• What to produce
Please find all lines in the data that hold the string "color" and copy them.

• Given data
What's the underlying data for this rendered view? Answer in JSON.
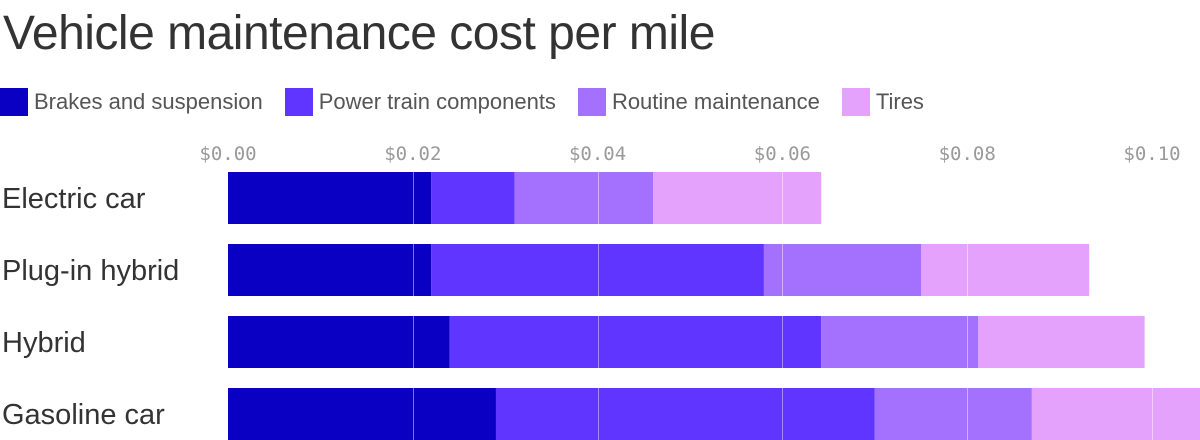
{
  "chart_data": {
    "type": "bar",
    "orientation": "horizontal",
    "stacked": true,
    "title": "Vehicle maintenance cost per mile",
    "xlabel": "",
    "ylabel": "",
    "xlim": [
      0,
      0.105
    ],
    "grid": true,
    "legend_position": "top-left",
    "x_ticks": [
      0,
      0.02,
      0.04,
      0.06,
      0.08,
      0.1
    ],
    "x_tick_labels": [
      "$0.00",
      "$0.02",
      "$0.04",
      "$0.06",
      "$0.08",
      "$0.10"
    ],
    "categories": [
      "Electric car",
      "Plug-in hybrid",
      "Hybrid",
      "Gasoline car"
    ],
    "series": [
      {
        "name": "Brakes and suspension",
        "color": "#0a00c3",
        "values": [
          0.022,
          0.022,
          0.024,
          0.029
        ]
      },
      {
        "name": "Power train components",
        "color": "#5f35ff",
        "values": [
          0.009,
          0.036,
          0.0402,
          0.041
        ]
      },
      {
        "name": "Routine maintenance",
        "color": "#a371fe",
        "values": [
          0.015,
          0.017,
          0.017,
          0.017
        ]
      },
      {
        "name": "Tires",
        "color": "#e5a2fc",
        "values": [
          0.0182,
          0.0182,
          0.018,
          0.0182
        ]
      }
    ]
  }
}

• Complete response
        "color": "#0a00c3",
        "color": "#5f35ff",
        "color": "#a371fe",
        "color": "#e5a2fc",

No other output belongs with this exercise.